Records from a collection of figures
....................
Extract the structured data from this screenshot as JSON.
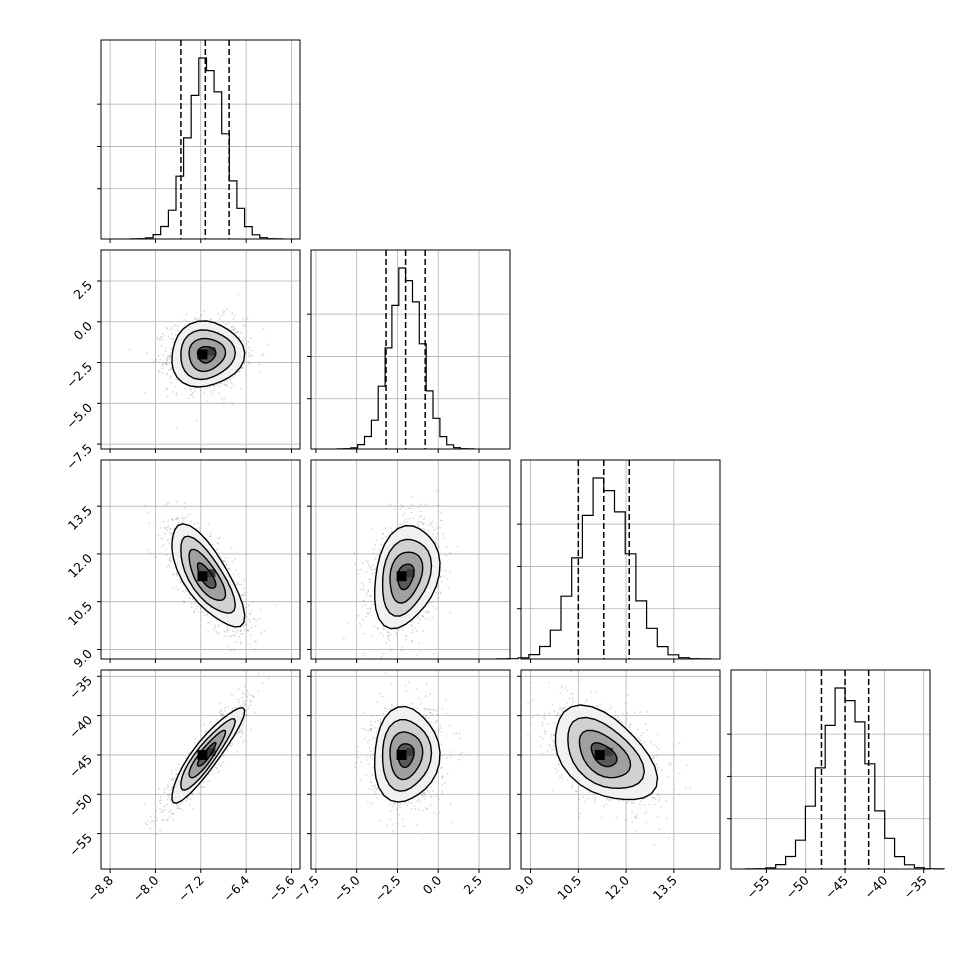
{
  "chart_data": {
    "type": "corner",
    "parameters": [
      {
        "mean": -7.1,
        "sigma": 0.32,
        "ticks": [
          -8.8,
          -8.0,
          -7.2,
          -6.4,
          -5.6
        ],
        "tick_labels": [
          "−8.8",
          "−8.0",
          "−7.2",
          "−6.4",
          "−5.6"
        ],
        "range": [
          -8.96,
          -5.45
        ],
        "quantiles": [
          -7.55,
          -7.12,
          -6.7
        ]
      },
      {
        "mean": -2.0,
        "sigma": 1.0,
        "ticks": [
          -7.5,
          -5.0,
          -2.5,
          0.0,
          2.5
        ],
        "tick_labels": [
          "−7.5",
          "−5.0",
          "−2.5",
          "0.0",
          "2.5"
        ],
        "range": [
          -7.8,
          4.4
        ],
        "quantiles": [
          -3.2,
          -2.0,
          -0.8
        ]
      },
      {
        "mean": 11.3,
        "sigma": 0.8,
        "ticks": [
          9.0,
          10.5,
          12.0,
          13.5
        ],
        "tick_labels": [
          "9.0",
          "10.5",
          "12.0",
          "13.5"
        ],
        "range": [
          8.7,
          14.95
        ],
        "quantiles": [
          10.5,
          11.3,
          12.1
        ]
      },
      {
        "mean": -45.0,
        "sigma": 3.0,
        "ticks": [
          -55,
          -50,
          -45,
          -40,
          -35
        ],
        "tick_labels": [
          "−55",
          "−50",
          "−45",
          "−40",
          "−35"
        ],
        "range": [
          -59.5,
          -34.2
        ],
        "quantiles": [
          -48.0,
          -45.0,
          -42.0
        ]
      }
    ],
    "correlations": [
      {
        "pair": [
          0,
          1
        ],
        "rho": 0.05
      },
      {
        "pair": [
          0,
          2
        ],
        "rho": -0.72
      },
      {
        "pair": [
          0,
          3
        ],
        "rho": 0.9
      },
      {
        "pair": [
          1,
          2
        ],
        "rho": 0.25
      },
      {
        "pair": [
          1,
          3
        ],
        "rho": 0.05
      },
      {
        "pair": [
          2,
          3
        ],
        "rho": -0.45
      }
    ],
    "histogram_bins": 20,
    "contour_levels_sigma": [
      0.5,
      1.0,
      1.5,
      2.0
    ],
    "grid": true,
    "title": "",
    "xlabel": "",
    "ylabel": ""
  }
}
....................
Your objective: Each entry above is to be written out again unchanged, apart from the pictures, which are left out.

Final result:
Extract the structured data from this screenshot as JSON.
{
  "chart_data": {
    "type": "corner",
    "parameters": [
      {
        "mean": -7.1,
        "sigma": 0.32,
        "ticks": [
          -8.8,
          -8.0,
          -7.2,
          -6.4,
          -5.6
        ],
        "tick_labels": [
          "−8.8",
          "−8.0",
          "−7.2",
          "−6.4",
          "−5.6"
        ],
        "range": [
          -8.96,
          -5.45
        ],
        "quantiles": [
          -7.55,
          -7.12,
          -6.7
        ]
      },
      {
        "mean": -2.0,
        "sigma": 1.0,
        "ticks": [
          -7.5,
          -5.0,
          -2.5,
          0.0,
          2.5
        ],
        "tick_labels": [
          "−7.5",
          "−5.0",
          "−2.5",
          "0.0",
          "2.5"
        ],
        "range": [
          -7.8,
          4.4
        ],
        "quantiles": [
          -3.2,
          -2.0,
          -0.8
        ]
      },
      {
        "mean": 11.3,
        "sigma": 0.8,
        "ticks": [
          9.0,
          10.5,
          12.0,
          13.5
        ],
        "tick_labels": [
          "9.0",
          "10.5",
          "12.0",
          "13.5"
        ],
        "range": [
          8.7,
          14.95
        ],
        "quantiles": [
          10.5,
          11.3,
          12.1
        ]
      },
      {
        "mean": -45.0,
        "sigma": 3.0,
        "ticks": [
          -55,
          -50,
          -45,
          -40,
          -35
        ],
        "tick_labels": [
          "−55",
          "−50",
          "−45",
          "−40",
          "−35"
        ],
        "range": [
          -59.5,
          -34.2
        ],
        "quantiles": [
          -48.0,
          -45.0,
          -42.0
        ]
      }
    ],
    "correlations": [
      {
        "pair": [
          0,
          1
        ],
        "rho": 0.05
      },
      {
        "pair": [
          0,
          2
        ],
        "rho": -0.72
      },
      {
        "pair": [
          0,
          3
        ],
        "rho": 0.9
      },
      {
        "pair": [
          1,
          2
        ],
        "rho": 0.25
      },
      {
        "pair": [
          1,
          3
        ],
        "rho": 0.05
      },
      {
        "pair": [
          2,
          3
        ],
        "rho": -0.45
      }
    ],
    "histogram_bins": 20,
    "contour_levels_sigma": [
      0.5,
      1.0,
      1.5,
      2.0
    ],
    "grid": true,
    "title": "",
    "xlabel": "",
    "ylabel": ""
  }
}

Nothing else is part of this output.